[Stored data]
----------------

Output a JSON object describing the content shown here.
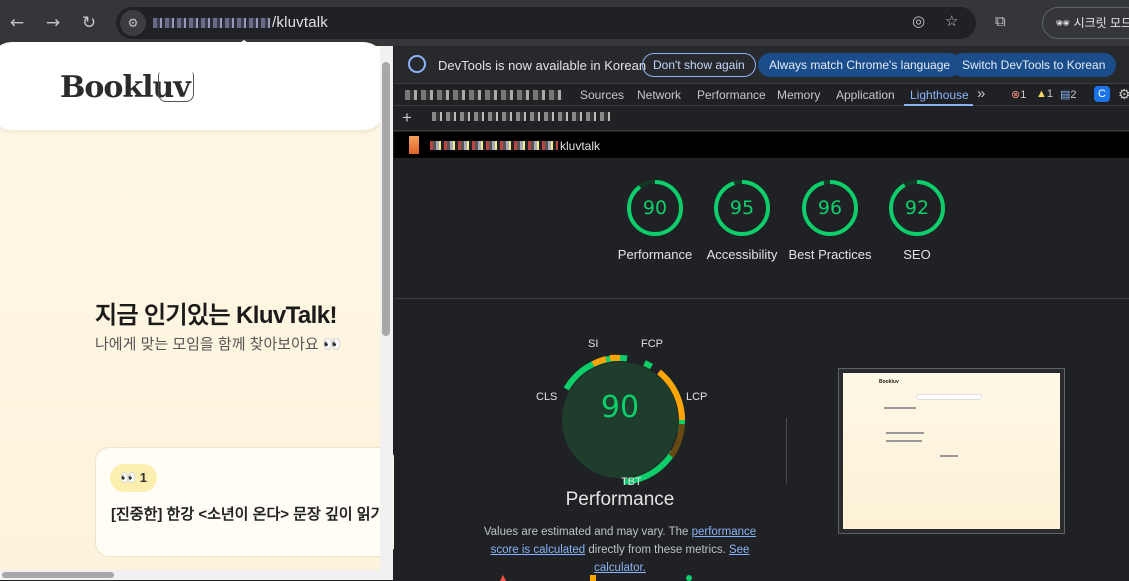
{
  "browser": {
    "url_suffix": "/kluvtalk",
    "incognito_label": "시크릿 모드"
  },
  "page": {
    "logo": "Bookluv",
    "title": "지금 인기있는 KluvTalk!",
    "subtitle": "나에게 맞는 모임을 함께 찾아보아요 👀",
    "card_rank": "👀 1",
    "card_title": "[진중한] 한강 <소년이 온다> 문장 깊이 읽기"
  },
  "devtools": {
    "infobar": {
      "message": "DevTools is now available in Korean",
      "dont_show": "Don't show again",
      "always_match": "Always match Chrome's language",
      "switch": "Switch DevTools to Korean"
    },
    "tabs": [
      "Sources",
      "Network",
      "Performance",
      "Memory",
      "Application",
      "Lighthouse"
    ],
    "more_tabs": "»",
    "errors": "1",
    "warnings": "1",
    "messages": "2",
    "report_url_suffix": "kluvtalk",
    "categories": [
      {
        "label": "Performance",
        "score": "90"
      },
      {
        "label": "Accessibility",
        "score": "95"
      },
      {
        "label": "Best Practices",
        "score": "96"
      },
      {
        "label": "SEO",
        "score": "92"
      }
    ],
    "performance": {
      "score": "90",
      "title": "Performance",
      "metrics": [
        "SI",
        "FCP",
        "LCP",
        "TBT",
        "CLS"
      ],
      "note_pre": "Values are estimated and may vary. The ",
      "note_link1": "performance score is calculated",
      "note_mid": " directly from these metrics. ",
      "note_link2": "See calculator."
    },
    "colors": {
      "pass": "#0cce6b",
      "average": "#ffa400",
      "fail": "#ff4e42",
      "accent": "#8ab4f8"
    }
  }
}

----------------

▶ [TASK STATEMENT] Repeat each line of the records above exactly, but do not copy the pictures.

▶ [COMPLETED TASK]
Output a JSON object describing the content shown here.
{
  "browser": {
    "url_suffix": "/kluvtalk",
    "incognito_label": "시크릿 모드"
  },
  "page": {
    "logo": "Bookluv",
    "title": "지금 인기있는 KluvTalk!",
    "subtitle": "나에게 맞는 모임을 함께 찾아보아요 👀",
    "card_rank": "👀 1",
    "card_title": "[진중한] 한강 <소년이 온다> 문장 깊이 읽기"
  },
  "devtools": {
    "infobar": {
      "message": "DevTools is now available in Korean",
      "dont_show": "Don't show again",
      "always_match": "Always match Chrome's language",
      "switch": "Switch DevTools to Korean"
    },
    "tabs": [
      "Sources",
      "Network",
      "Performance",
      "Memory",
      "Application",
      "Lighthouse"
    ],
    "more_tabs": "»",
    "errors": "1",
    "warnings": "1",
    "messages": "2",
    "report_url_suffix": "kluvtalk",
    "categories": [
      {
        "label": "Performance",
        "score": "90"
      },
      {
        "label": "Accessibility",
        "score": "95"
      },
      {
        "label": "Best Practices",
        "score": "96"
      },
      {
        "label": "SEO",
        "score": "92"
      }
    ],
    "performance": {
      "score": "90",
      "title": "Performance",
      "metrics": [
        "SI",
        "FCP",
        "LCP",
        "TBT",
        "CLS"
      ],
      "note_pre": "Values are estimated and may vary. The ",
      "note_link1": "performance score is calculated",
      "note_mid": " directly from these metrics. ",
      "note_link2": "See calculator."
    },
    "colors": {
      "pass": "#0cce6b",
      "average": "#ffa400",
      "fail": "#ff4e42",
      "accent": "#8ab4f8"
    }
  }
}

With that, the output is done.